#### Task goal
Can you reproduce every one of the rows below word for word, without changing a single character?
——
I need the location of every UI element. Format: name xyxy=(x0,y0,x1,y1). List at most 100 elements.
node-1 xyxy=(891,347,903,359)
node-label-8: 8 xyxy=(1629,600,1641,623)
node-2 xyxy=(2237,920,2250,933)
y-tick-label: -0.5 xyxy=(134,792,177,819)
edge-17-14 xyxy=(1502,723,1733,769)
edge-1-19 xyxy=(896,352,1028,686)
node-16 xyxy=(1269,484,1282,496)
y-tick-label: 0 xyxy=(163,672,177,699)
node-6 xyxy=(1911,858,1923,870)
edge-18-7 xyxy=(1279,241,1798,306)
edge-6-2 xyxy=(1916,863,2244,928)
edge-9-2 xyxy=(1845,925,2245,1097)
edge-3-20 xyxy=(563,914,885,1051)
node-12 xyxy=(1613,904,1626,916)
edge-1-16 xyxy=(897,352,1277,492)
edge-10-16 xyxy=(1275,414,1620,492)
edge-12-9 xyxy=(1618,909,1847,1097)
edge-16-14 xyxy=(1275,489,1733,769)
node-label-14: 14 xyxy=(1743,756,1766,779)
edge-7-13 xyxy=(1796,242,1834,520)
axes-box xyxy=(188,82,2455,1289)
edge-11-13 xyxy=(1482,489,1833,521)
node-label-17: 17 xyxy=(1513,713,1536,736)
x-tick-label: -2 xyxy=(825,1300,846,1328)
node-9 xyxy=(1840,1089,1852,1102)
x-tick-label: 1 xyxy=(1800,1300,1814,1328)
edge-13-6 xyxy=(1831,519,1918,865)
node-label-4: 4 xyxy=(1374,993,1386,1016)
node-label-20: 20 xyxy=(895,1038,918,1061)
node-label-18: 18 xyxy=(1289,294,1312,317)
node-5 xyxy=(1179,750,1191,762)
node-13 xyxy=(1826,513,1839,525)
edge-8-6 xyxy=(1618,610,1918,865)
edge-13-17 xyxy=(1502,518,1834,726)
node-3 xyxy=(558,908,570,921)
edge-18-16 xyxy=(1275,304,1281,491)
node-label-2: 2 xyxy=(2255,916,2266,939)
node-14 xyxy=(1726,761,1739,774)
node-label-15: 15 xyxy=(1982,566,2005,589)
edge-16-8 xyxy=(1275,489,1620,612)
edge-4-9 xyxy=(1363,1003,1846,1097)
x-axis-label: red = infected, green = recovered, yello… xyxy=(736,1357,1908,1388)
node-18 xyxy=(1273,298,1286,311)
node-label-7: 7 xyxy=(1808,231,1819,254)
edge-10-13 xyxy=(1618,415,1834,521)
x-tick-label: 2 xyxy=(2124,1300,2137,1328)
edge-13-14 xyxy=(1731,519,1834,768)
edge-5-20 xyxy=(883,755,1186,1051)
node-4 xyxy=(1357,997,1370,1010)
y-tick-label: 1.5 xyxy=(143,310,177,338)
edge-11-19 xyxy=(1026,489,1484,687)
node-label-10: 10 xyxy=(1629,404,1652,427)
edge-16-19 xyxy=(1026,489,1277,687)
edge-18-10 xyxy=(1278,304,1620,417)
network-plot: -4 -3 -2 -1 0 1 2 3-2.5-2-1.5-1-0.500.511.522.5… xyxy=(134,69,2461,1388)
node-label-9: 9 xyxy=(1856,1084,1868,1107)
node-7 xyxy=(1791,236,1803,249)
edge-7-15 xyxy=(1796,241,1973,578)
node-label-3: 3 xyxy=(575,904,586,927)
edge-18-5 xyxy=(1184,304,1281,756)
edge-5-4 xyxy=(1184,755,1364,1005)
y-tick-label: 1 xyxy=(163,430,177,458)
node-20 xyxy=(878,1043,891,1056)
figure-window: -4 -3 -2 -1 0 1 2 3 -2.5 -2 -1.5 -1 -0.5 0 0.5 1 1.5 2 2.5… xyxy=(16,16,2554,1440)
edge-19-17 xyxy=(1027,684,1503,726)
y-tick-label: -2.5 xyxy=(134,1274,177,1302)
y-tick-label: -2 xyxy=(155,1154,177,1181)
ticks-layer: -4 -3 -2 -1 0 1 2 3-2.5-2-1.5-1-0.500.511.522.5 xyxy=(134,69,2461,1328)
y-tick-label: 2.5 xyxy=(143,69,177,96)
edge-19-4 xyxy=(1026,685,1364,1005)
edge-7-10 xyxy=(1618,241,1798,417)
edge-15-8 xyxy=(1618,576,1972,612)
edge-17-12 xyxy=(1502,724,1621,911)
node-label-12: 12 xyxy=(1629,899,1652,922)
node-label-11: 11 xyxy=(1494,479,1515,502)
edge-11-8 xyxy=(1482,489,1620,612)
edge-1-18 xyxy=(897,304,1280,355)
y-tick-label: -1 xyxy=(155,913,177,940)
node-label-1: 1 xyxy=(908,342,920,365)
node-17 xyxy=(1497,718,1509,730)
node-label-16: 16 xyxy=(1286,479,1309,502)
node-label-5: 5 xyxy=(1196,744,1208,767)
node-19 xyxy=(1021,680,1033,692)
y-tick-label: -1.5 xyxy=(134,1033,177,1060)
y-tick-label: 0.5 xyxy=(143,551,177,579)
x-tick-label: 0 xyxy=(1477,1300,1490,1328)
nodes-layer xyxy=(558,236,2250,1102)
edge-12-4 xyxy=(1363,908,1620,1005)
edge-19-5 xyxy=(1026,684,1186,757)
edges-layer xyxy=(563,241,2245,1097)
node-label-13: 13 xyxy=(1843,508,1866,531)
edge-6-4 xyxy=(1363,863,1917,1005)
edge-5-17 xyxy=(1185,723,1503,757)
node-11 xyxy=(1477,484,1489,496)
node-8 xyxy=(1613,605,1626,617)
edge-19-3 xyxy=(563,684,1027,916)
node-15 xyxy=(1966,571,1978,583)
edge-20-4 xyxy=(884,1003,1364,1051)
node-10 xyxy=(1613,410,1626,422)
——
#### Answer below
I need the location of every UI element. Format: name xyxy=(x0,y0,x1,y1). List at most 100 elements.
node-1 xyxy=(891,347,903,359)
node-label-8: 8 xyxy=(1629,600,1641,623)
node-2 xyxy=(2237,920,2250,933)
y-tick-label: -0.5 xyxy=(134,792,177,819)
edge-17-14 xyxy=(1502,723,1733,769)
edge-1-19 xyxy=(896,352,1028,686)
node-16 xyxy=(1269,484,1282,496)
y-tick-label: 0 xyxy=(163,672,177,699)
node-6 xyxy=(1911,858,1923,870)
edge-18-7 xyxy=(1279,241,1798,306)
edge-6-2 xyxy=(1916,863,2244,928)
edge-9-2 xyxy=(1845,925,2245,1097)
edge-3-20 xyxy=(563,914,885,1051)
node-12 xyxy=(1613,904,1626,916)
edge-1-16 xyxy=(897,352,1277,492)
edge-10-16 xyxy=(1275,414,1620,492)
edge-12-9 xyxy=(1618,909,1847,1097)
edge-16-14 xyxy=(1275,489,1733,769)
node-label-14: 14 xyxy=(1743,756,1766,779)
edge-7-13 xyxy=(1796,242,1834,520)
axes-box xyxy=(188,82,2455,1289)
edge-11-13 xyxy=(1482,489,1833,521)
node-label-17: 17 xyxy=(1513,713,1536,736)
x-tick-label: -2 xyxy=(825,1300,846,1328)
node-9 xyxy=(1840,1089,1852,1102)
x-tick-label: 1 xyxy=(1800,1300,1814,1328)
edge-13-6 xyxy=(1831,519,1918,865)
node-label-4: 4 xyxy=(1374,993,1386,1016)
node-label-20: 20 xyxy=(895,1038,918,1061)
node-label-18: 18 xyxy=(1289,294,1312,317)
node-5 xyxy=(1179,750,1191,762)
node-13 xyxy=(1826,513,1839,525)
edge-8-6 xyxy=(1618,610,1918,865)
edge-13-17 xyxy=(1502,518,1834,726)
node-3 xyxy=(558,908,570,921)
edge-18-16 xyxy=(1275,304,1281,491)
node-label-2: 2 xyxy=(2255,916,2266,939)
node-14 xyxy=(1726,761,1739,774)
node-label-15: 15 xyxy=(1982,566,2005,589)
edge-16-8 xyxy=(1275,489,1620,612)
edge-4-9 xyxy=(1363,1003,1846,1097)
x-axis-label: red = infected, green = recovered, yello… xyxy=(736,1357,1908,1388)
node-18 xyxy=(1273,298,1286,311)
node-label-7: 7 xyxy=(1808,231,1819,254)
edge-10-13 xyxy=(1618,415,1834,521)
x-tick-label: 2 xyxy=(2124,1300,2137,1328)
edge-13-14 xyxy=(1731,519,1834,768)
edge-5-20 xyxy=(883,755,1186,1051)
node-4 xyxy=(1357,997,1370,1010)
y-tick-label: 1.5 xyxy=(143,310,177,338)
edge-11-19 xyxy=(1026,489,1484,687)
node-label-10: 10 xyxy=(1629,404,1652,427)
edge-16-19 xyxy=(1026,489,1277,687)
edge-18-10 xyxy=(1278,304,1620,417)
network-plot: -4 -3 -2 -1 0 1 2 3-2.5-2-1.5-1-0.500.511.522.5… xyxy=(134,69,2461,1388)
node-label-9: 9 xyxy=(1856,1084,1868,1107)
node-7 xyxy=(1791,236,1803,249)
edge-7-15 xyxy=(1796,241,1973,578)
node-label-3: 3 xyxy=(575,904,586,927)
edge-18-5 xyxy=(1184,304,1281,756)
edge-5-4 xyxy=(1184,755,1364,1005)
y-tick-label: 1 xyxy=(163,430,177,458)
node-20 xyxy=(878,1043,891,1056)
figure-window: -4 -3 -2 -1 0 1 2 3 -2.5 -2 -1.5 -1 -0.5 0 0.5 1 1.5 2 2.5… xyxy=(16,16,2554,1440)
edge-19-17 xyxy=(1027,684,1503,726)
y-tick-label: -2.5 xyxy=(134,1274,177,1302)
y-tick-label: -2 xyxy=(155,1154,177,1181)
ticks-layer: -4 -3 -2 -1 0 1 2 3-2.5-2-1.5-1-0.500.511.522.5 xyxy=(134,69,2461,1328)
y-tick-label: 2.5 xyxy=(143,69,177,96)
edge-19-4 xyxy=(1026,685,1364,1005)
edge-7-10 xyxy=(1618,241,1798,417)
edge-15-8 xyxy=(1618,576,1972,612)
edge-17-12 xyxy=(1502,724,1621,911)
node-label-12: 12 xyxy=(1629,899,1652,922)
node-label-11: 11 xyxy=(1494,479,1515,502)
edge-11-8 xyxy=(1482,489,1620,612)
edge-1-18 xyxy=(897,304,1280,355)
y-tick-label: -1 xyxy=(155,913,177,940)
node-label-1: 1 xyxy=(908,342,920,365)
node-17 xyxy=(1497,718,1509,730)
node-label-16: 16 xyxy=(1286,479,1309,502)
node-label-5: 5 xyxy=(1196,744,1208,767)
node-19 xyxy=(1021,680,1033,692)
y-tick-label: -1.5 xyxy=(134,1033,177,1060)
y-tick-label: 0.5 xyxy=(143,551,177,579)
x-tick-label: 0 xyxy=(1477,1300,1490,1328)
nodes-layer xyxy=(558,236,2250,1102)
edge-12-4 xyxy=(1363,908,1620,1005)
edge-19-5 xyxy=(1026,684,1186,757)
edges-layer xyxy=(563,241,2245,1097)
node-label-13: 13 xyxy=(1843,508,1866,531)
edge-6-4 xyxy=(1363,863,1917,1005)
edge-5-17 xyxy=(1185,723,1503,757)
node-11 xyxy=(1477,484,1489,496)
node-8 xyxy=(1613,605,1626,617)
edge-19-3 xyxy=(563,684,1027,916)
node-15 xyxy=(1966,571,1978,583)
edge-20-4 xyxy=(884,1003,1364,1051)
node-10 xyxy=(1613,410,1626,422)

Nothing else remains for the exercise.